=== Source records ===
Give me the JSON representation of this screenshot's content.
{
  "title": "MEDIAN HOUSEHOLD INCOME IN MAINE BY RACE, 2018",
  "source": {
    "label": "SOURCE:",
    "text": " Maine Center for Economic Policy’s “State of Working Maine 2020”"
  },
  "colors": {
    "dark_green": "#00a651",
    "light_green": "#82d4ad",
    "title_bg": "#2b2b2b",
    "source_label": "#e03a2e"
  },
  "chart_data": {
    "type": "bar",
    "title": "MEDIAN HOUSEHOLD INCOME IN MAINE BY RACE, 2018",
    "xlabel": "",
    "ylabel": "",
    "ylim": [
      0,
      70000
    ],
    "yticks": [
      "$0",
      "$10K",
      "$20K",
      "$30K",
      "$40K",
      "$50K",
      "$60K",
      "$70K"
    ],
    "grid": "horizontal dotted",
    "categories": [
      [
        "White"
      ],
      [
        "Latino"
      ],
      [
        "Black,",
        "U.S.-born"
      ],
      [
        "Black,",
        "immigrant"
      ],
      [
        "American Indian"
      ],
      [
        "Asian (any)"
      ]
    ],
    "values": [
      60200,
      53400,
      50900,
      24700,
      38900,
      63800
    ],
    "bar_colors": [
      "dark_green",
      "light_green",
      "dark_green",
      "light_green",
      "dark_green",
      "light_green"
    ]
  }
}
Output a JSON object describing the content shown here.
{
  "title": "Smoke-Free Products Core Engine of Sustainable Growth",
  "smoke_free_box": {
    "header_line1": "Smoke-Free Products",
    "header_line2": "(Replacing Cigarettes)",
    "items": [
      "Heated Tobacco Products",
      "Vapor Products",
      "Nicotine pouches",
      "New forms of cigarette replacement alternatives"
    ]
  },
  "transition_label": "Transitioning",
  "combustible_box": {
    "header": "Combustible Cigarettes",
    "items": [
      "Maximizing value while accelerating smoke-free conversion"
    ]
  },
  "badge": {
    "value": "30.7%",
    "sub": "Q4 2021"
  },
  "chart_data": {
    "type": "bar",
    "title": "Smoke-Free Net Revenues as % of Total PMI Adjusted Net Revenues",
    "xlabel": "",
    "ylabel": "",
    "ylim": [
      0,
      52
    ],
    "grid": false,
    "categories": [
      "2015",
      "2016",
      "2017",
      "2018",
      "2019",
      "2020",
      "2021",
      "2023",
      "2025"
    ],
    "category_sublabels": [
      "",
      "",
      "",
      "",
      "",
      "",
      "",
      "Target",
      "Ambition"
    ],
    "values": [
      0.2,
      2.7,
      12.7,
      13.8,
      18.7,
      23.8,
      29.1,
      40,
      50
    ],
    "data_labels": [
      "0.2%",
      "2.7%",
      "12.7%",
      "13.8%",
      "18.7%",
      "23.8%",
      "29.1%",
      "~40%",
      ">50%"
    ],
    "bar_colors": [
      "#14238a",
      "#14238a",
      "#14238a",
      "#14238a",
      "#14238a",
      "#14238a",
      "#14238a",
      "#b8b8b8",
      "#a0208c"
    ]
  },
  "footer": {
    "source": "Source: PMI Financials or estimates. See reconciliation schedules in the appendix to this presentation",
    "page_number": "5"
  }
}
===
Pick out the lines containing the string "this" and show them.

Give me the JSON representation of this screenshot's content.
    "source": "Source: PMI Financials or estimates. See reconciliation schedules in the appendix to this presentation",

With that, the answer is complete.